Filter the data for lines with the word "smoothed", then copy every line so identified.

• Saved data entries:
begin
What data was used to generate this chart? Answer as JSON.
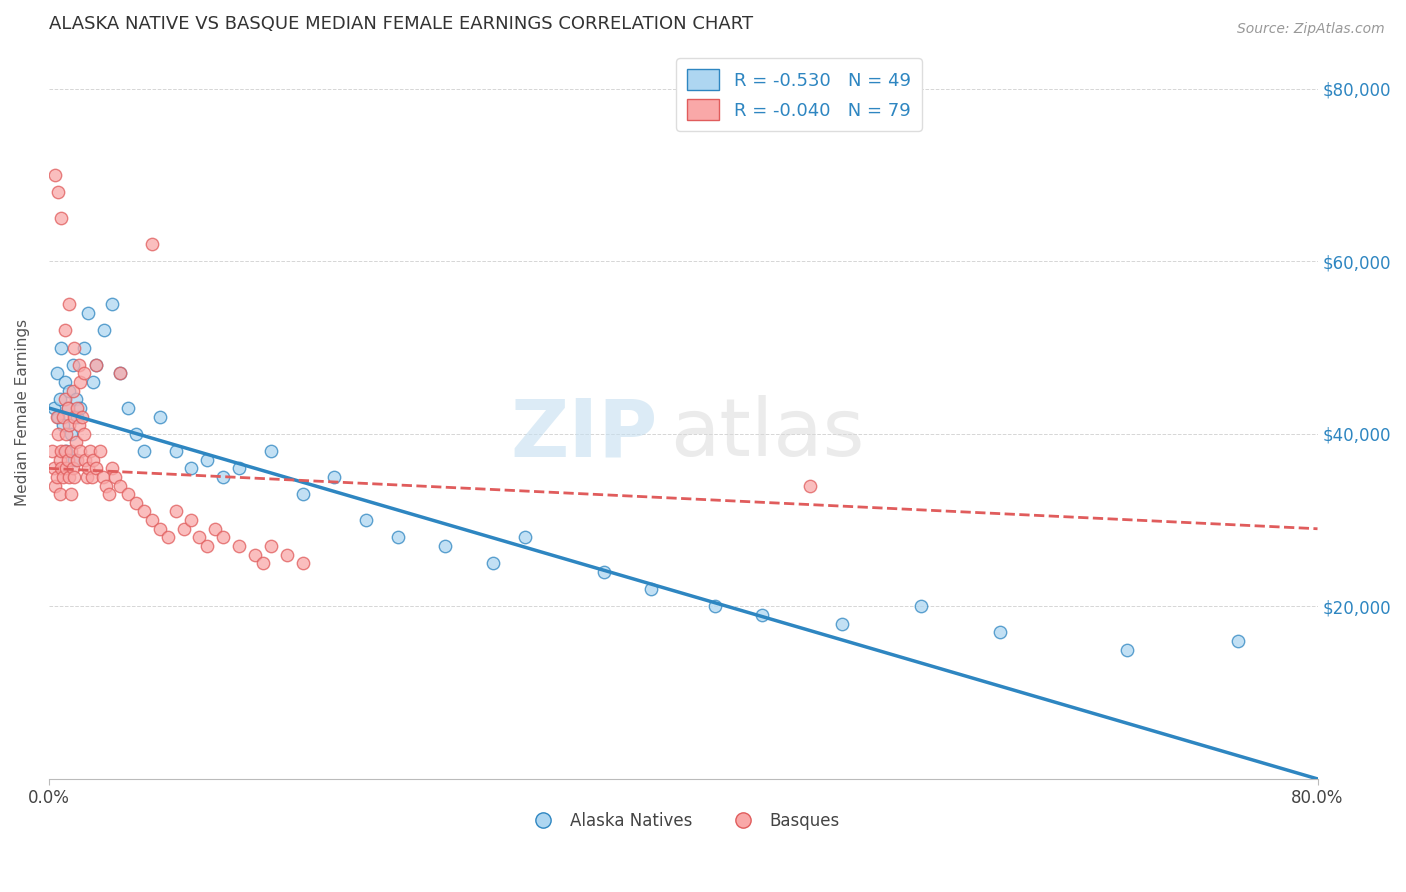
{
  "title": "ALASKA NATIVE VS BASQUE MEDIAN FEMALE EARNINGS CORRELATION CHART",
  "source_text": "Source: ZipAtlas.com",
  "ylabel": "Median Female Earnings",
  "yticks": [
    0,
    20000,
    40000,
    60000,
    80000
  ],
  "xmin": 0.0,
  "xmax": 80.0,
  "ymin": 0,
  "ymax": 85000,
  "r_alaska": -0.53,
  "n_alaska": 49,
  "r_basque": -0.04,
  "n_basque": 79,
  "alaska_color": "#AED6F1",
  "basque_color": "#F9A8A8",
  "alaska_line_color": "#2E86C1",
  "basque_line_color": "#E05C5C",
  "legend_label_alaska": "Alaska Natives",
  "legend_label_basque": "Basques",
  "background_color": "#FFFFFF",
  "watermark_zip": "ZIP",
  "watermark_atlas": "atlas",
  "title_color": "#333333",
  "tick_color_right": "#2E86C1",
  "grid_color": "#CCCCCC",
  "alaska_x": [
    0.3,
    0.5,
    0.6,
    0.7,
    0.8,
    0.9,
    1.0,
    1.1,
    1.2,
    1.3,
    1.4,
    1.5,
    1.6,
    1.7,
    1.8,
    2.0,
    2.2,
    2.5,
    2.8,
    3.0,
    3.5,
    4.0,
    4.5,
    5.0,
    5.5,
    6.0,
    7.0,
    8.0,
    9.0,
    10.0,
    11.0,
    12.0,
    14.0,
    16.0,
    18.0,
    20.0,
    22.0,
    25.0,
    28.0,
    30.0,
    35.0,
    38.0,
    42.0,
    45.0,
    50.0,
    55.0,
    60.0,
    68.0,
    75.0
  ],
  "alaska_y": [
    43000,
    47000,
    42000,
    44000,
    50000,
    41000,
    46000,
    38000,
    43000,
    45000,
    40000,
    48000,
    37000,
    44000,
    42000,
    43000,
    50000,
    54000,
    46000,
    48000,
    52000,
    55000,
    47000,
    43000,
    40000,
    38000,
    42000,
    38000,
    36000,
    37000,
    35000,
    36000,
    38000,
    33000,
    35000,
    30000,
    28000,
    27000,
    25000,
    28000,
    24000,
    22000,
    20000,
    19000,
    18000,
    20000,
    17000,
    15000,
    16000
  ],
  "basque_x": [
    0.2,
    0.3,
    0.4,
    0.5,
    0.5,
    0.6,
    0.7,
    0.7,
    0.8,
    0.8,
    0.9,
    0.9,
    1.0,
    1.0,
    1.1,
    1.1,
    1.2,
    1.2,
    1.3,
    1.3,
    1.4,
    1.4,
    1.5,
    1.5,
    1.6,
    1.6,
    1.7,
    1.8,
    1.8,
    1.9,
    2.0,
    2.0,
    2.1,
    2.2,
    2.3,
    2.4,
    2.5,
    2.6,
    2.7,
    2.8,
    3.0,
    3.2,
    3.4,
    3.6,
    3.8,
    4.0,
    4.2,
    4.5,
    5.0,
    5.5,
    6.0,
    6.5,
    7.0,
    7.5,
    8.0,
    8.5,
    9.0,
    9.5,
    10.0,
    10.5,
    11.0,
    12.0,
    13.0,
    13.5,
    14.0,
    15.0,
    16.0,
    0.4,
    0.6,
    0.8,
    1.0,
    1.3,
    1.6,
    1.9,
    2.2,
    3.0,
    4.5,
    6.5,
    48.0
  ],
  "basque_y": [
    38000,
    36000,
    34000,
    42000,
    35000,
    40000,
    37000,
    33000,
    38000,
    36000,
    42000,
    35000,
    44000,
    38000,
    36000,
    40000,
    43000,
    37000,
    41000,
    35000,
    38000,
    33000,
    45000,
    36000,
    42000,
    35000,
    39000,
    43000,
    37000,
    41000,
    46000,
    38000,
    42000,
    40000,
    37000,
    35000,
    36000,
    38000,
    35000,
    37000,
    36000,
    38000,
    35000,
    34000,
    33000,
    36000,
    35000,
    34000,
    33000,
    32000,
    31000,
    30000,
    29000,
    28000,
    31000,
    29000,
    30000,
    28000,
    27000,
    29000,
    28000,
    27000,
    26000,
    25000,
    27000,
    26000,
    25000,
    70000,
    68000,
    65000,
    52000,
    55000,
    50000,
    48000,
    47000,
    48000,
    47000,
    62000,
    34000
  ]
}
end
begin
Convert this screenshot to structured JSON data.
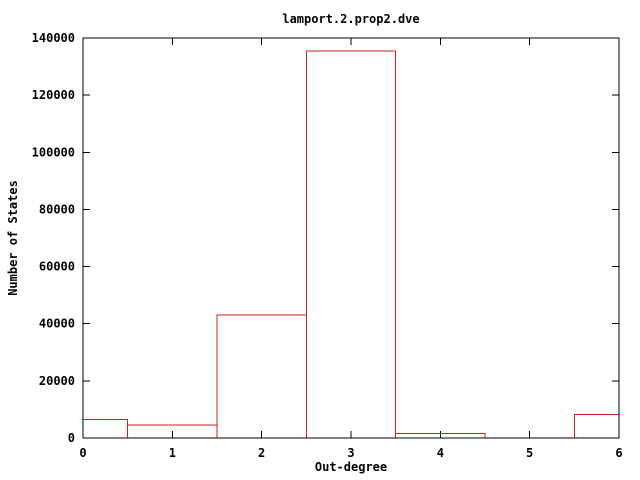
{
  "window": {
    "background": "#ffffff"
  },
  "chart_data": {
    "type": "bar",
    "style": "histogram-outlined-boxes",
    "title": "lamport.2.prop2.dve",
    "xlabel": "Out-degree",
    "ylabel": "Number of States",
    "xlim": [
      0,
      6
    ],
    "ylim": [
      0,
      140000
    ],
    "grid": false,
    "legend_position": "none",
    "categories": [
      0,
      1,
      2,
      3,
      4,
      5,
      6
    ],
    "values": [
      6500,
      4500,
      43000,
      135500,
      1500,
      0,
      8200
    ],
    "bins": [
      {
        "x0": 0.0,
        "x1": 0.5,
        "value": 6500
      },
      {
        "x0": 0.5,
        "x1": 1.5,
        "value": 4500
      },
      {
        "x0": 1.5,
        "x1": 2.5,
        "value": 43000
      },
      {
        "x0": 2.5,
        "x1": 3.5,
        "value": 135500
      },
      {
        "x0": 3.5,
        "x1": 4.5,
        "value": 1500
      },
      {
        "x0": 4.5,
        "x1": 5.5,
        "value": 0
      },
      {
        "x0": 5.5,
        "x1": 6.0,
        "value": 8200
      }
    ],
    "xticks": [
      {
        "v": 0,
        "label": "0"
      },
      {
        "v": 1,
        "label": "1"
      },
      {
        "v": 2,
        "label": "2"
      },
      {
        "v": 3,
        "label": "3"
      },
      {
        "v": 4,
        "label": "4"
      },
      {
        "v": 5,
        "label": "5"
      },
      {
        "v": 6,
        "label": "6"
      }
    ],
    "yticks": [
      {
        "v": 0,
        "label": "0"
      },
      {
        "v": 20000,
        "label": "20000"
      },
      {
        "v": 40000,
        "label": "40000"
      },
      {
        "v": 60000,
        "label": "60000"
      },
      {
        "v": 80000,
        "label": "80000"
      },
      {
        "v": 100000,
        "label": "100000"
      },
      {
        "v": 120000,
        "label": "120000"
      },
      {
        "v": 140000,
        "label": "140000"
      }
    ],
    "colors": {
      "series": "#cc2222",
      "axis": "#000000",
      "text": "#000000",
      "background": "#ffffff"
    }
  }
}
end
begin
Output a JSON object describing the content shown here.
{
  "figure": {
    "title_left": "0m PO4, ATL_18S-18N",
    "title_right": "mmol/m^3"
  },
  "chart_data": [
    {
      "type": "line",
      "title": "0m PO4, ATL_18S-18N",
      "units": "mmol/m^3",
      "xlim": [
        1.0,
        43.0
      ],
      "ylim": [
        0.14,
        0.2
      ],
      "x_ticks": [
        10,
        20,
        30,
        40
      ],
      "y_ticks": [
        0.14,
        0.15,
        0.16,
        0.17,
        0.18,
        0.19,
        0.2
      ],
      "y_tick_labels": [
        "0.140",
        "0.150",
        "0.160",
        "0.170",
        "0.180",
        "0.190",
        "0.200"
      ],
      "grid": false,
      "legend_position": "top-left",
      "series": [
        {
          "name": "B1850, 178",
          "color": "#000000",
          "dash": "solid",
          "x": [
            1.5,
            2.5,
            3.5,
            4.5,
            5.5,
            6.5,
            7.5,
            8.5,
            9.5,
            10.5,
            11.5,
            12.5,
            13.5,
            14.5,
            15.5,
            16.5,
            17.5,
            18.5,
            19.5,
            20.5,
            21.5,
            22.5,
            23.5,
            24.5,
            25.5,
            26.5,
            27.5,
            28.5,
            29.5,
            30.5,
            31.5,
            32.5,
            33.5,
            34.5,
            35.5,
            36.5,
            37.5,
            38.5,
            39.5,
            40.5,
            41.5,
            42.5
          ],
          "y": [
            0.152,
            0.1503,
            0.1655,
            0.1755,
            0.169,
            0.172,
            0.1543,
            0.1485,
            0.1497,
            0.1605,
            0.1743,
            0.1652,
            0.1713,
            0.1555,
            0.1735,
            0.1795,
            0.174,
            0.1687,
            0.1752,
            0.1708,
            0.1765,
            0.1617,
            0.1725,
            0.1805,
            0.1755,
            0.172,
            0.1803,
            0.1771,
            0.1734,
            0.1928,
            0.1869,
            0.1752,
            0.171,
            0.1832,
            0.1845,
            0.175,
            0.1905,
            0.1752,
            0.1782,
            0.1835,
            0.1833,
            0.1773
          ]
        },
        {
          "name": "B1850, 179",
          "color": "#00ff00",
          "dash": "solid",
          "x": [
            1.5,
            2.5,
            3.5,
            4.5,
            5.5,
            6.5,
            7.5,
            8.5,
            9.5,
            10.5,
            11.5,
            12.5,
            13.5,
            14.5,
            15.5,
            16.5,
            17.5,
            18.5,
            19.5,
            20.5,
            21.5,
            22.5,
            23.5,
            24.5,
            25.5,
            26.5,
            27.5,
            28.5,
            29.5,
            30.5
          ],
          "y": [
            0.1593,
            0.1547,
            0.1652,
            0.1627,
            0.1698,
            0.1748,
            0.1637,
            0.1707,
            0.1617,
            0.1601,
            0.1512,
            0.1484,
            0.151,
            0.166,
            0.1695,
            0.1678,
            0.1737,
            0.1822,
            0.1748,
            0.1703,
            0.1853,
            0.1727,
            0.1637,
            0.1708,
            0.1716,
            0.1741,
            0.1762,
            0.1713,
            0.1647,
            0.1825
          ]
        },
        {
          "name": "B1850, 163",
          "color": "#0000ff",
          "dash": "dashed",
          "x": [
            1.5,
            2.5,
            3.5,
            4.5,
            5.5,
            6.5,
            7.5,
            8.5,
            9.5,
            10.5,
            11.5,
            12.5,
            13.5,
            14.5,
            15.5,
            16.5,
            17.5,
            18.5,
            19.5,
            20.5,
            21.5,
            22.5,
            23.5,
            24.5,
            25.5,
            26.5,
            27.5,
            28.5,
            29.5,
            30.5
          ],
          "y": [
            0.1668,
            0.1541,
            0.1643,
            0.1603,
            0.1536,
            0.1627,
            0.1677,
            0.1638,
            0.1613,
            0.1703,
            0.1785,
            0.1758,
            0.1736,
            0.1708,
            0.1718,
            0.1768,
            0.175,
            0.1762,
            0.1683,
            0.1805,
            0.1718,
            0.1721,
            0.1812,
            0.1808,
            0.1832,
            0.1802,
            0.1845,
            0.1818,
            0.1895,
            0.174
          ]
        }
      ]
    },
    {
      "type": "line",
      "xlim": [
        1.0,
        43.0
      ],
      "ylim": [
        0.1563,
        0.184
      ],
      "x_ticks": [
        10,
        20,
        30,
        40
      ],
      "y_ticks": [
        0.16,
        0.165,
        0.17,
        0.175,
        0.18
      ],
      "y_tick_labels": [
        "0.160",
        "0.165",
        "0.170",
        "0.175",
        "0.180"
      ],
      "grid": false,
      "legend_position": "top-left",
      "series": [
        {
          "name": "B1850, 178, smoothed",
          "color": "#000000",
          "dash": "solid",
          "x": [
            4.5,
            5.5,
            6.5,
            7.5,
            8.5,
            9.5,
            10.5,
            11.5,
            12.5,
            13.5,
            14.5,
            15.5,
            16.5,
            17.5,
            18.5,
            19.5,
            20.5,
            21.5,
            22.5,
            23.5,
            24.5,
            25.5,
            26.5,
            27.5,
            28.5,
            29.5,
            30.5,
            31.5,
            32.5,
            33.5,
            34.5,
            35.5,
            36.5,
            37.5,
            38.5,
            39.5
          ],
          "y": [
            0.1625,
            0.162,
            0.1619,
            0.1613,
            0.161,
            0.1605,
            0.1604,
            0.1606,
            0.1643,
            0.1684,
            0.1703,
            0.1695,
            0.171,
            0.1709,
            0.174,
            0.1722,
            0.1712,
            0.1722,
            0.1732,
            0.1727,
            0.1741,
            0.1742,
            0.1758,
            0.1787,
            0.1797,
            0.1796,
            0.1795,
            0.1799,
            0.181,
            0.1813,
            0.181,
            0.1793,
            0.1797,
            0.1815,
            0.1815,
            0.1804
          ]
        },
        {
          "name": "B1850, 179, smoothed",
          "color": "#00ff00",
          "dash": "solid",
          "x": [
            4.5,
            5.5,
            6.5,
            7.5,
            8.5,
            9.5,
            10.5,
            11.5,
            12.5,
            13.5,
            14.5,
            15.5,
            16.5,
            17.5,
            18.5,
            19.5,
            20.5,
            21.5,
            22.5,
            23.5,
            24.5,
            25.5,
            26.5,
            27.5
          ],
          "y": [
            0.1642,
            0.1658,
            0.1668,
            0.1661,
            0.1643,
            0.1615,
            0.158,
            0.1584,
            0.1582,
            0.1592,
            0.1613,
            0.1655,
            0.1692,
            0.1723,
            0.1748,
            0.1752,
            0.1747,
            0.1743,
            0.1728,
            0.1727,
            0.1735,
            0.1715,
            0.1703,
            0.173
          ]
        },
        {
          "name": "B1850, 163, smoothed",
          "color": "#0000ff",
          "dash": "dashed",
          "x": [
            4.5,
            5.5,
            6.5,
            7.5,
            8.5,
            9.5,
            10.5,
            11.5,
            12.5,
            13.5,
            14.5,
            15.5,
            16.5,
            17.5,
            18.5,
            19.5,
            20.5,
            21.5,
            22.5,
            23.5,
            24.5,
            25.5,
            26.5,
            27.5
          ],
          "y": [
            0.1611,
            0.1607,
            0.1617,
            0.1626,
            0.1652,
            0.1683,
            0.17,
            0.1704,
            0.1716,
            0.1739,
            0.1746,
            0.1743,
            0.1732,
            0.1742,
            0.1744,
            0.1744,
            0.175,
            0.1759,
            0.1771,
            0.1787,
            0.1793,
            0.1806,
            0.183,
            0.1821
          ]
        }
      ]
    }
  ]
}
end
• Task solution:
          "name": "B1850, 178, smoothed",
          "name": "B1850, 179, smoothed",
          "name": "B1850, 163, smoothed",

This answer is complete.